**REQUIREMENTS**
Exactly as written, please set down all of the entries again, with no pictures.
= = =
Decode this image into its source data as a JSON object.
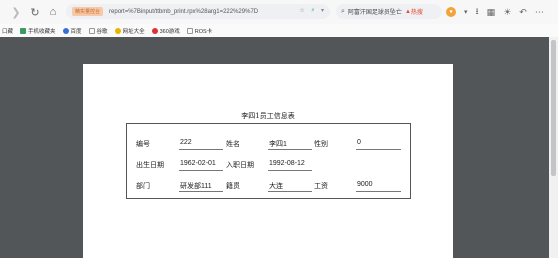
{
  "browser": {
    "safe_tag": "精实量控台",
    "url": "report=%7Binput/ttbmb_print.rpx%28arg1=222%29%7D",
    "search_text": "阿富汗国足球员坠亡",
    "search_hot": "热搜"
  },
  "bookmarks": {
    "first": "口藏",
    "items": [
      "手机收藏夹",
      "百度",
      "谷歌",
      "网址大全",
      "360游戏",
      "ROS卡"
    ]
  },
  "document": {
    "title": "李四1员工信息表",
    "fields": {
      "id_label": "编号",
      "id_value": "222",
      "name_label": "姓名",
      "name_value": "李四1",
      "gender_label": "性别",
      "gender_value": "0",
      "birth_label": "出生日期",
      "birth_value": "1962-02-01",
      "hire_label": "入职日期",
      "hire_value": "1992-08-12",
      "dept_label": "部门",
      "dept_value": "研发部111",
      "origin_label": "籍贯",
      "origin_value": "大连",
      "salary_label": "工资",
      "salary_value": "9000"
    }
  },
  "colors": {
    "preview_bg": "#525659",
    "paper": "#ffffff",
    "safe_tag_bg": "#f7c9a9"
  }
}
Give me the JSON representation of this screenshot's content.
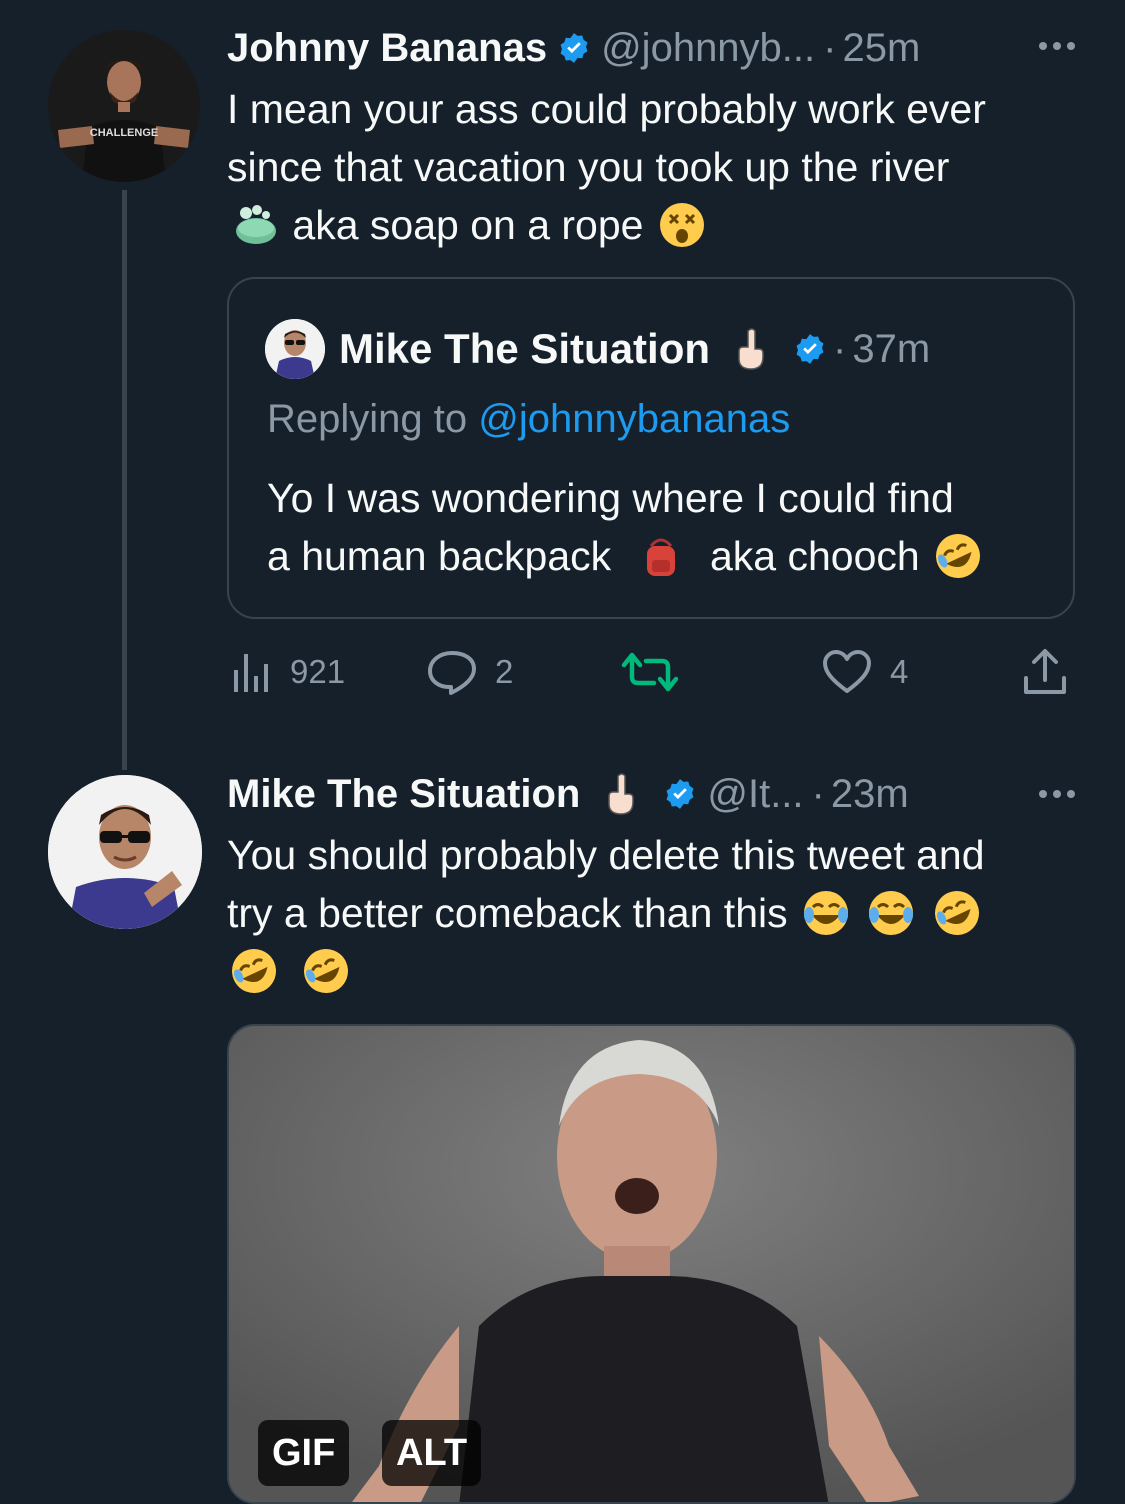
= = =
**WRITTEN ANSWER**
Decode this image into its source data as a JSON object.
{
  "browser": {
    "safe_tag": "精实量控台",
    "url": "report=%7Binput/ttbmb_print.rpx%28arg1=222%29%7D",
    "search_text": "阿富汗国足球员坠亡",
    "search_hot": "热搜"
  },
  "bookmarks": {
    "first": "口藏",
    "items": [
      "手机收藏夹",
      "百度",
      "谷歌",
      "网址大全",
      "360游戏",
      "ROS卡"
    ]
  },
  "document": {
    "title": "李四1员工信息表",
    "fields": {
      "id_label": "编号",
      "id_value": "222",
      "name_label": "姓名",
      "name_value": "李四1",
      "gender_label": "性别",
      "gender_value": "0",
      "birth_label": "出生日期",
      "birth_value": "1962-02-01",
      "hire_label": "入职日期",
      "hire_value": "1992-08-12",
      "dept_label": "部门",
      "dept_value": "研发部111",
      "origin_label": "籍贯",
      "origin_value": "大连",
      "salary_label": "工资",
      "salary_value": "9000"
    }
  },
  "colors": {
    "preview_bg": "#525659",
    "paper": "#ffffff",
    "safe_tag_bg": "#f7c9a9"
  }
}
Give me the JSON representation of this screenshot's content.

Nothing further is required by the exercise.